-- Begin --
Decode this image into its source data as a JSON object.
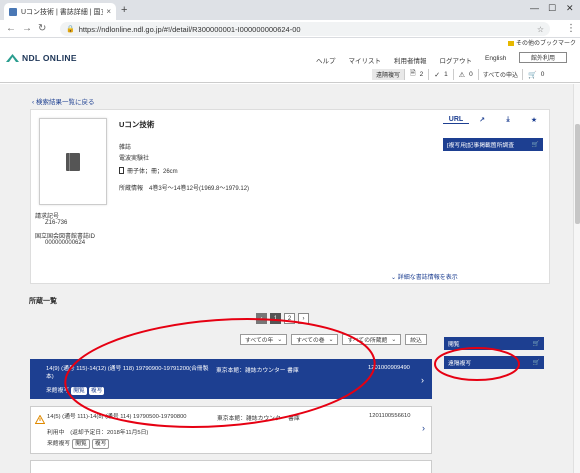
{
  "browser": {
    "tab_title": "Uコン技術 | 書誌詳細 | 国立国会",
    "tab_close": "×",
    "new_tab": "+",
    "url": "https://ndlonline.ndl.go.jp/#!/detail/R300000001-I000000000624-00",
    "bookmark_other": "その他のブックマーク",
    "win_min": "—",
    "win_max": "☐",
    "win_close": "✕"
  },
  "header": {
    "logo_text": "NDL ONLINE",
    "nav": [
      "ヘルプ",
      "マイリスト",
      "利用者情報",
      "ログアウト",
      "English"
    ],
    "remote_button": "館外利用",
    "copy_request": "遠隔複写",
    "copy_count": "2",
    "check_count": "1",
    "warn_count": "0",
    "all_requests": "すべての申込",
    "cart_count": "0"
  },
  "main": {
    "back_link": "検索結果一覧に戻る",
    "title": "Uコン技術",
    "type": "雑誌",
    "publisher": "電波実験社",
    "format": "冊子体；冊；26cm",
    "holdings_info": "所蔵情報　4巻3号～14巻12号(1969.8～1979.12)",
    "call_number_label": "請求記号",
    "call_number": "Z16-736",
    "bib_id_label": "国立国会図書館書誌ID",
    "bib_id": "000000000624",
    "more_link": "詳細な書誌情報を表示",
    "actions": {
      "url": "URL",
      "external": "↗",
      "download": "⤓",
      "star": "★"
    },
    "copy_survey": "[複写用]記事掲載箇所調査"
  },
  "holdings": {
    "label": "所蔵一覧",
    "pages": [
      "1",
      "2"
    ],
    "current_page": "1",
    "filters": [
      "すべての年",
      "すべての巻",
      "すべての所蔵館"
    ],
    "narrow_button": "絞込",
    "rows": [
      {
        "volume": "14(9) (通号 115)-14(12) (通号 118) 19790900-19791200(合冊製本)",
        "location": "東京本館：雑誌カウンター 書庫",
        "call_number": "1201000909490",
        "status_label": "来館複写",
        "tags": [
          "閲覧",
          "複写"
        ]
      },
      {
        "volume": "14(5) (通号 111)-14(8) (通号 114) 19790500-19790800",
        "location": "東京本館：雑誌カウンター 書庫",
        "call_number": "1201100556610",
        "status_label": "利用中　(返却予定日：2018年11月5日)",
        "status_line2": "来館複写",
        "tags": [
          "閲覧",
          "複写"
        ]
      },
      {
        "volume": "",
        "location": "",
        "call_number": ""
      }
    ],
    "side_buttons": [
      "閲覧",
      "遠隔複写"
    ]
  },
  "colors": {
    "primary": "#1d3f91",
    "annotation": "#e60012"
  }
}
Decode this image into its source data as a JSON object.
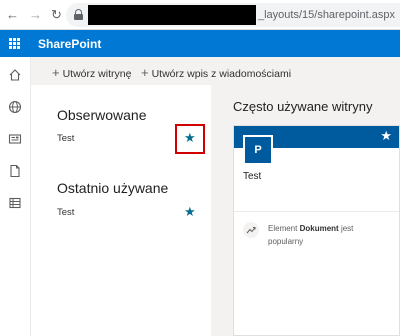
{
  "browser": {
    "url_suffix": "_layouts/15/sharepoint.aspx",
    "icons": [
      "back-arrow-icon",
      "forward-arrow-icon",
      "reload-icon",
      "lock-icon"
    ]
  },
  "suite_bar": {
    "title": "SharePoint",
    "color": "#0078d4",
    "icon": "waffle-icon"
  },
  "left_rail": {
    "icons": [
      "home-icon",
      "globe-icon",
      "news-icon",
      "document-icon",
      "list-icon"
    ]
  },
  "command_bar": {
    "create_site": "Utwórz witrynę",
    "create_news": "Utwórz wpis z wiadomościami"
  },
  "followed": {
    "heading": "Obserwowane",
    "items": [
      {
        "label": "Test",
        "icon": "star-icon"
      }
    ]
  },
  "recent": {
    "heading": "Ostatnio używane",
    "items": [
      {
        "label": "Test",
        "icon": "star-icon"
      }
    ]
  },
  "frequent": {
    "heading": "Często używane witryny",
    "card": {
      "logo_letter": "P",
      "title": "Test",
      "activity_prefix": "Element",
      "activity_bold": "Dokument",
      "activity_suffix": "jest popularny",
      "header_color": "#005a9e"
    }
  },
  "accent_colors": {
    "star": "#046e8f",
    "highlight": "#d00000"
  }
}
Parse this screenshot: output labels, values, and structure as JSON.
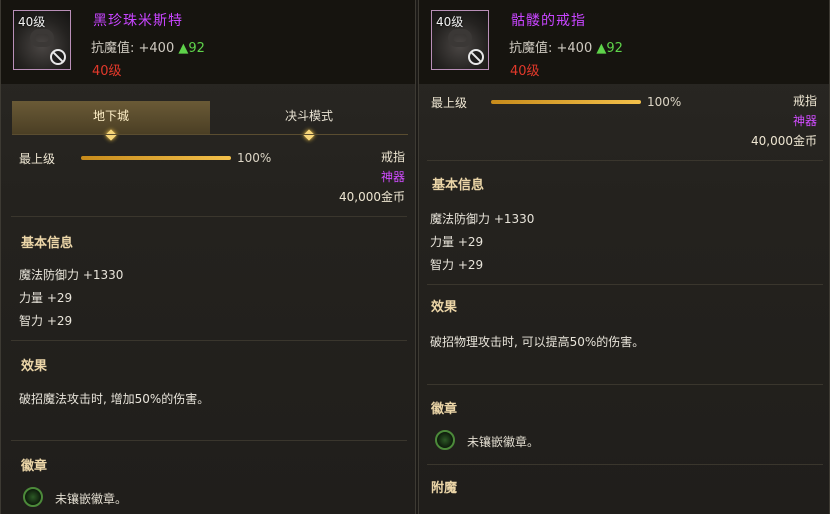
{
  "left": {
    "item": {
      "level_tag": "40级",
      "name": "黑珍珠米斯特",
      "stat_label": "抗魔值: +400",
      "stat_up": "▲92",
      "required_level": "40级"
    },
    "tabs": [
      {
        "label": "地下城",
        "active": true
      },
      {
        "label": "决斗模式",
        "active": false
      }
    ],
    "level_label": "最上级",
    "level_percent_text": "100%",
    "level_fraction": 1.0,
    "slot_type": "戒指",
    "rarity": "神器",
    "price": "40,000金币",
    "basic_info_title": "基本信息",
    "attributes": [
      "魔法防御力 +1330",
      "力量 +29",
      "智力 +29"
    ],
    "effect_title": "效果",
    "effect_text": "破招魔法攻击时, 增加50%的伤害。",
    "emblem_title": "徽章",
    "emblem_text": "未镶嵌徽章。"
  },
  "right": {
    "item": {
      "level_tag": "40级",
      "name": "骷髅的戒指",
      "stat_label": "抗魔值: +400",
      "stat_up": "▲92",
      "required_level": "40级"
    },
    "level_label": "最上级",
    "level_percent_text": "100%",
    "level_fraction": 1.0,
    "slot_type": "戒指",
    "rarity": "神器",
    "price": "40,000金币",
    "basic_info_title": "基本信息",
    "attributes": [
      "魔法防御力 +1330",
      "力量 +29",
      "智力 +29"
    ],
    "effect_title": "效果",
    "effect_text": "破招物理攻击时, 可以提高50%的伤害。",
    "emblem_title": "徽章",
    "emblem_text": "未镶嵌徽章。",
    "enchant_title": "附魔"
  },
  "colors": {
    "epic_name": "#c845ff",
    "stat_up": "#5ed34a",
    "required_level": "#e2392b",
    "section_title": "#ecd6a8",
    "bar_fill": "#f3c04a"
  }
}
-- End --
* [What is asked]: Exactly reproduce each record, leaving out any pictures.

* [Solution]:
Decode this image into its source data as a JSON object.
{
  "browser": {
    "tab_title": "Uコン技術 | 書誌詳細 | 国立国会",
    "tab_close": "×",
    "new_tab": "+",
    "url": "https://ndlonline.ndl.go.jp/#!/detail/R300000001-I000000000624-00",
    "bookmark_other": "その他のブックマーク",
    "win_min": "—",
    "win_max": "☐",
    "win_close": "✕"
  },
  "header": {
    "logo_text": "NDL ONLINE",
    "nav": [
      "ヘルプ",
      "マイリスト",
      "利用者情報",
      "ログアウト",
      "English"
    ],
    "remote_button": "館外利用",
    "copy_request": "遠隔複写",
    "copy_count": "2",
    "check_count": "1",
    "warn_count": "0",
    "all_requests": "すべての申込",
    "cart_count": "0"
  },
  "main": {
    "back_link": "検索結果一覧に戻る",
    "title": "Uコン技術",
    "type": "雑誌",
    "publisher": "電波実験社",
    "format": "冊子体；冊；26cm",
    "holdings_info": "所蔵情報　4巻3号～14巻12号(1969.8～1979.12)",
    "call_number_label": "請求記号",
    "call_number": "Z16-736",
    "bib_id_label": "国立国会図書館書誌ID",
    "bib_id": "000000000624",
    "more_link": "詳細な書誌情報を表示",
    "actions": {
      "url": "URL",
      "external": "↗",
      "download": "⤓",
      "star": "★"
    },
    "copy_survey": "[複写用]記事掲載箇所調査"
  },
  "holdings": {
    "label": "所蔵一覧",
    "pages": [
      "1",
      "2"
    ],
    "current_page": "1",
    "filters": [
      "すべての年",
      "すべての巻",
      "すべての所蔵館"
    ],
    "narrow_button": "絞込",
    "rows": [
      {
        "volume": "14(9) (通号 115)-14(12) (通号 118) 19790900-19791200(合冊製本)",
        "location": "東京本館：雑誌カウンター 書庫",
        "call_number": "1201000909490",
        "status_label": "来館複写",
        "tags": [
          "閲覧",
          "複写"
        ]
      },
      {
        "volume": "14(5) (通号 111)-14(8) (通号 114) 19790500-19790800",
        "location": "東京本館：雑誌カウンター 書庫",
        "call_number": "1201100556610",
        "status_label": "利用中　(返却予定日：2018年11月5日)",
        "status_line2": "来館複写",
        "tags": [
          "閲覧",
          "複写"
        ]
      },
      {
        "volume": "",
        "location": "",
        "call_number": ""
      }
    ],
    "side_buttons": [
      "閲覧",
      "遠隔複写"
    ]
  },
  "colors": {
    "primary": "#1d3f91",
    "annotation": "#e60012"
  }
}
Decode this image into its source data as a JSON object.
{
  "browser": {
    "url_suffix": "_layouts/15/sharepoint.aspx",
    "icons": [
      "back-arrow-icon",
      "forward-arrow-icon",
      "reload-icon",
      "lock-icon"
    ]
  },
  "suite_bar": {
    "title": "SharePoint",
    "color": "#0078d4",
    "icon": "waffle-icon"
  },
  "left_rail": {
    "icons": [
      "home-icon",
      "globe-icon",
      "news-icon",
      "document-icon",
      "list-icon"
    ]
  },
  "command_bar": {
    "create_site": "Utwórz witrynę",
    "create_news": "Utwórz wpis z wiadomościami"
  },
  "followed": {
    "heading": "Obserwowane",
    "items": [
      {
        "label": "Test",
        "icon": "star-icon"
      }
    ]
  },
  "recent": {
    "heading": "Ostatnio używane",
    "items": [
      {
        "label": "Test",
        "icon": "star-icon"
      }
    ]
  },
  "frequent": {
    "heading": "Często używane witryny",
    "card": {
      "logo_letter": "P",
      "title": "Test",
      "activity_prefix": "Element",
      "activity_bold": "Dokument",
      "activity_suffix": "jest popularny",
      "header_color": "#005a9e"
    }
  },
  "accent_colors": {
    "star": "#046e8f",
    "highlight": "#d00000"
  }
}
Parse this screenshot: output labels, values, and structure as JSON.
{
  "left": {
    "item": {
      "level_tag": "40级",
      "name": "黑珍珠米斯特",
      "stat_label": "抗魔值: +400",
      "stat_up": "▲92",
      "required_level": "40级"
    },
    "tabs": [
      {
        "label": "地下城",
        "active": true
      },
      {
        "label": "决斗模式",
        "active": false
      }
    ],
    "level_label": "最上级",
    "level_percent_text": "100%",
    "level_fraction": 1.0,
    "slot_type": "戒指",
    "rarity": "神器",
    "price": "40,000金币",
    "basic_info_title": "基本信息",
    "attributes": [
      "魔法防御力 +1330",
      "力量 +29",
      "智力 +29"
    ],
    "effect_title": "效果",
    "effect_text": "破招魔法攻击时, 增加50%的伤害。",
    "emblem_title": "徽章",
    "emblem_text": "未镶嵌徽章。"
  },
  "right": {
    "item": {
      "level_tag": "40级",
      "name": "骷髅的戒指",
      "stat_label": "抗魔值: +400",
      "stat_up": "▲92",
      "required_level": "40级"
    },
    "level_label": "最上级",
    "level_percent_text": "100%",
    "level_fraction": 1.0,
    "slot_type": "戒指",
    "rarity": "神器",
    "price": "40,000金币",
    "basic_info_title": "基本信息",
    "attributes": [
      "魔法防御力 +1330",
      "力量 +29",
      "智力 +29"
    ],
    "effect_title": "效果",
    "effect_text": "破招物理攻击时, 可以提高50%的伤害。",
    "emblem_title": "徽章",
    "emblem_text": "未镶嵌徽章。",
    "enchant_title": "附魔"
  },
  "colors": {
    "epic_name": "#c845ff",
    "stat_up": "#5ed34a",
    "required_level": "#e2392b",
    "section_title": "#ecd6a8",
    "bar_fill": "#f3c04a"
  }
}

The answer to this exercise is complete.